* **Instructions to follow**: Return every line of the data below verbatim, without changing any character.

* **Data lines**:
══════════

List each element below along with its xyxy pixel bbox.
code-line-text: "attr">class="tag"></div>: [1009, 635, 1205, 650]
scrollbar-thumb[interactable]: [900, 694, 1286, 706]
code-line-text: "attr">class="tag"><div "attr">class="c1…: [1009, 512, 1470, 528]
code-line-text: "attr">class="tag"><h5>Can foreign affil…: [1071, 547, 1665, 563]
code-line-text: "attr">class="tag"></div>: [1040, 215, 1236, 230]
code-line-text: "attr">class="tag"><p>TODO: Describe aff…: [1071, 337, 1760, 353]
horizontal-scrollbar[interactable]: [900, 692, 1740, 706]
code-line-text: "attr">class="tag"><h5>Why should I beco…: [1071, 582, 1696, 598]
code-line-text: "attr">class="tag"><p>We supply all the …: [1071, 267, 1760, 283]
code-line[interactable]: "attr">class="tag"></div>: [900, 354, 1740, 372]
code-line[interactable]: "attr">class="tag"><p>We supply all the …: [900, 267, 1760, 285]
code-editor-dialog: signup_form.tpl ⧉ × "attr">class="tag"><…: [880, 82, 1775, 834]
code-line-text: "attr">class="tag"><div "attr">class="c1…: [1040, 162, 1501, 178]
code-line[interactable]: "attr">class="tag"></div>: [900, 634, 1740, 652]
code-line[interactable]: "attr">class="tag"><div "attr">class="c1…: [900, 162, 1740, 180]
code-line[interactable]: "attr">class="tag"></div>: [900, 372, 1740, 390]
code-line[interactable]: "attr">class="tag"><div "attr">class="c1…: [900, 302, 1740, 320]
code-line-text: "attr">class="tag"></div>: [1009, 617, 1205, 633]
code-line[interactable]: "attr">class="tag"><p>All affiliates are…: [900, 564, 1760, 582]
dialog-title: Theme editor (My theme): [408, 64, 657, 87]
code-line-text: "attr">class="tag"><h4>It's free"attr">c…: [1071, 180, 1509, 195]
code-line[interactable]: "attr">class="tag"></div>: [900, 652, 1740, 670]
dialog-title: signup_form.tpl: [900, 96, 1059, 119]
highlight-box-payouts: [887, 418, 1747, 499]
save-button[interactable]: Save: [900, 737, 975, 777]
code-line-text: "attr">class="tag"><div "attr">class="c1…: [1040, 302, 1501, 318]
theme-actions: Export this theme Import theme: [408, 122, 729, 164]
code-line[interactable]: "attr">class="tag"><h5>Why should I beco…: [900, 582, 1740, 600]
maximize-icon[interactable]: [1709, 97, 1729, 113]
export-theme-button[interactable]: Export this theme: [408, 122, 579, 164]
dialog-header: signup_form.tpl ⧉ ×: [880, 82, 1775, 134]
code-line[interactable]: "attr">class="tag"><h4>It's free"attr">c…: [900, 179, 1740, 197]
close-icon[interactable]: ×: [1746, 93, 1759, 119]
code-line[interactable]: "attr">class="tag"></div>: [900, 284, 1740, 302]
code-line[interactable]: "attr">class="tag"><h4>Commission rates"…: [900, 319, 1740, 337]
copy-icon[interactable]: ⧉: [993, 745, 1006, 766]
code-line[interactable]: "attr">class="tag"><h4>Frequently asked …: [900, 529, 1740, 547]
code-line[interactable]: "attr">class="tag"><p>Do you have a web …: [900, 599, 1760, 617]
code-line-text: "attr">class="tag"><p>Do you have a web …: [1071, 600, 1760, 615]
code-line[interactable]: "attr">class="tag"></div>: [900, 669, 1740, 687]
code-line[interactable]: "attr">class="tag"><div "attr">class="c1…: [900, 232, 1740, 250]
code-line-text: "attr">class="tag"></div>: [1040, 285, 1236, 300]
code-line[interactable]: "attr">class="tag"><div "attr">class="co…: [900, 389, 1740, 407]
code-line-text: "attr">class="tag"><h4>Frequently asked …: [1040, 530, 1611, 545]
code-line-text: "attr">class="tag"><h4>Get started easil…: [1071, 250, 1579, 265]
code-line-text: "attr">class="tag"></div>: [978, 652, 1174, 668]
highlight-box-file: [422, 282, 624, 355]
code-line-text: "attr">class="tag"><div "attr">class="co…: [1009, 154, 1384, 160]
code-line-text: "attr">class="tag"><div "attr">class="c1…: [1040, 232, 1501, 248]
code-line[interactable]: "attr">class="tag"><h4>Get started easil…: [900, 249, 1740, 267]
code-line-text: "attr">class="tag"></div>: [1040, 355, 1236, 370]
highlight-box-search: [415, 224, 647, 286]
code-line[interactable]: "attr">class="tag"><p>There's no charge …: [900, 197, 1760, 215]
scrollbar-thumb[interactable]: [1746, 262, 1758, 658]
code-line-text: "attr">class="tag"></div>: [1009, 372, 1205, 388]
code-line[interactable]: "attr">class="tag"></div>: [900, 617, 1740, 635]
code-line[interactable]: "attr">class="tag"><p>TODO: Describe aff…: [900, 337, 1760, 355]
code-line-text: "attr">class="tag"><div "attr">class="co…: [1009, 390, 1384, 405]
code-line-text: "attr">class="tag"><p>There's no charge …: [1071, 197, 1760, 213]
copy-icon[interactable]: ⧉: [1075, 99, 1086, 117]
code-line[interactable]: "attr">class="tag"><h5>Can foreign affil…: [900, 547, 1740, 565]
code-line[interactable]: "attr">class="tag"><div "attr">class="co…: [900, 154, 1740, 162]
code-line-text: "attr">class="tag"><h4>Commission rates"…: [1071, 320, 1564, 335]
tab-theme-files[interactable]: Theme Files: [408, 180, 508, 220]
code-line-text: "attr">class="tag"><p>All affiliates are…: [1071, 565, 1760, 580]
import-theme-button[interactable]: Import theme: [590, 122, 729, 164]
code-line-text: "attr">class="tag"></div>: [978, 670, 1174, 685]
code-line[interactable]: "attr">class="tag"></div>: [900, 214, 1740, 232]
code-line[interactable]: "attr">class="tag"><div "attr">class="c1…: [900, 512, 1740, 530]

══════════

* **Result of this exercise**:
List each element below along with its xyxy pixel bbox.
code-line-text: "attr">class="tag"></div>: [1009, 635, 1205, 650]
scrollbar-thumb[interactable]: [900, 694, 1286, 706]
code-line-text: "attr">class="tag"><div "attr">class="c1…: [1009, 512, 1470, 528]
code-line-text: "attr">class="tag"><h5>Can foreign affil…: [1071, 547, 1665, 563]
code-line-text: "attr">class="tag"></div>: [1040, 215, 1236, 230]
code-line-text: "attr">class="tag"><p>TODO: Describe aff…: [1071, 337, 1760, 353]
horizontal-scrollbar[interactable]: [900, 692, 1740, 706]
code-line-text: "attr">class="tag"><h5>Why should I beco…: [1071, 582, 1696, 598]
code-line-text: "attr">class="tag"><p>We supply all the …: [1071, 267, 1760, 283]
code-line[interactable]: "attr">class="tag"></div>: [900, 354, 1740, 372]
code-line[interactable]: "attr">class="tag"><p>We supply all the …: [900, 267, 1760, 285]
code-editor-dialog: signup_form.tpl ⧉ × "attr">class="tag"><…: [880, 82, 1775, 834]
code-line-text: "attr">class="tag"><div "attr">class="c1…: [1040, 162, 1501, 178]
code-line[interactable]: "attr">class="tag"></div>: [900, 634, 1740, 652]
code-line[interactable]: "attr">class="tag"><div "attr">class="c1…: [900, 162, 1740, 180]
code-line[interactable]: "attr">class="tag"></div>: [900, 372, 1740, 390]
code-line[interactable]: "attr">class="tag"><div "attr">class="c1…: [900, 302, 1740, 320]
code-line-text: "attr">class="tag"></div>: [1009, 617, 1205, 633]
code-line[interactable]: "attr">class="tag"><p>All affiliates are…: [900, 564, 1760, 582]
dialog-title: Theme editor (My theme): [408, 64, 657, 87]
code-line-text: "attr">class="tag"><h4>It's free"attr">c…: [1071, 180, 1509, 195]
code-line[interactable]: "attr">class="tag"></div>: [900, 652, 1740, 670]
dialog-title: signup_form.tpl: [900, 96, 1059, 119]
highlight-box-payouts: [887, 418, 1747, 499]
save-button[interactable]: Save: [900, 737, 975, 777]
code-line-text: "attr">class="tag"><div "attr">class="c1…: [1040, 302, 1501, 318]
theme-actions: Export this theme Import theme: [408, 122, 729, 164]
code-line[interactable]: "attr">class="tag"><h5>Why should I beco…: [900, 582, 1740, 600]
maximize-icon[interactable]: [1709, 97, 1729, 113]
export-theme-button[interactable]: Export this theme: [408, 122, 579, 164]
dialog-header: signup_form.tpl ⧉ ×: [880, 82, 1775, 134]
code-line[interactable]: "attr">class="tag"><h4>It's free"attr">c…: [900, 179, 1740, 197]
close-icon[interactable]: ×: [1746, 93, 1759, 119]
code-line[interactable]: "attr">class="tag"></div>: [900, 284, 1740, 302]
code-line[interactable]: "attr">class="tag"><h4>Commission rates"…: [900, 319, 1740, 337]
copy-icon[interactable]: ⧉: [993, 745, 1006, 766]
code-line[interactable]: "attr">class="tag"><h4>Frequently asked …: [900, 529, 1740, 547]
code-line[interactable]: "attr">class="tag"><p>Do you have a web …: [900, 599, 1760, 617]
code-line-text: "attr">class="tag"><p>Do you have a web …: [1071, 600, 1760, 615]
code-line[interactable]: "attr">class="tag"></div>: [900, 669, 1740, 687]
code-line[interactable]: "attr">class="tag"><div "attr">class="c1…: [900, 232, 1740, 250]
code-line-text: "attr">class="tag"></div>: [1040, 285, 1236, 300]
code-line[interactable]: "attr">class="tag"><div "attr">class="co…: [900, 389, 1740, 407]
code-line-text: "attr">class="tag"><h4>Frequently asked …: [1040, 530, 1611, 545]
code-line-text: "attr">class="tag"><h4>Get started easil…: [1071, 250, 1579, 265]
code-line-text: "attr">class="tag"></div>: [978, 652, 1174, 668]
highlight-box-file: [422, 282, 624, 355]
code-line-text: "attr">class="tag"><div "attr">class="co…: [1009, 154, 1384, 160]
code-line-text: "attr">class="tag"><div "attr">class="c1…: [1040, 232, 1501, 248]
code-line[interactable]: "attr">class="tag"><h4>Get started easil…: [900, 249, 1740, 267]
code-line-text: "attr">class="tag"></div>: [1040, 355, 1236, 370]
highlight-box-search: [415, 224, 647, 286]
code-line[interactable]: "attr">class="tag"><p>There's no charge …: [900, 197, 1760, 215]
scrollbar-thumb[interactable]: [1746, 262, 1758, 658]
code-line-text: "attr">class="tag"></div>: [1009, 372, 1205, 388]
code-line[interactable]: "attr">class="tag"></div>: [900, 617, 1740, 635]
code-line[interactable]: "attr">class="tag"><p>TODO: Describe aff…: [900, 337, 1760, 355]
code-line-text: "attr">class="tag"><div "attr">class="co…: [1009, 390, 1384, 405]
code-line-text: "attr">class="tag"><p>There's no charge …: [1071, 197, 1760, 213]
copy-icon[interactable]: ⧉: [1075, 99, 1086, 117]
code-line[interactable]: "attr">class="tag"><h5>Can foreign affil…: [900, 547, 1740, 565]
code-line[interactable]: "attr">class="tag"><div "attr">class="co…: [900, 154, 1740, 162]
code-line-text: "attr">class="tag"><h4>Commission rates"…: [1071, 320, 1564, 335]
tab-theme-files[interactable]: Theme Files: [408, 180, 508, 220]
code-line-text: "attr">class="tag"><p>All affiliates are…: [1071, 565, 1760, 580]
import-theme-button[interactable]: Import theme: [590, 122, 729, 164]
code-line-text: "attr">class="tag"></div>: [978, 670, 1174, 685]
code-line[interactable]: "attr">class="tag"></div>: [900, 214, 1740, 232]
code-line[interactable]: "attr">class="tag"><div "attr">class="c1…: [900, 512, 1740, 530]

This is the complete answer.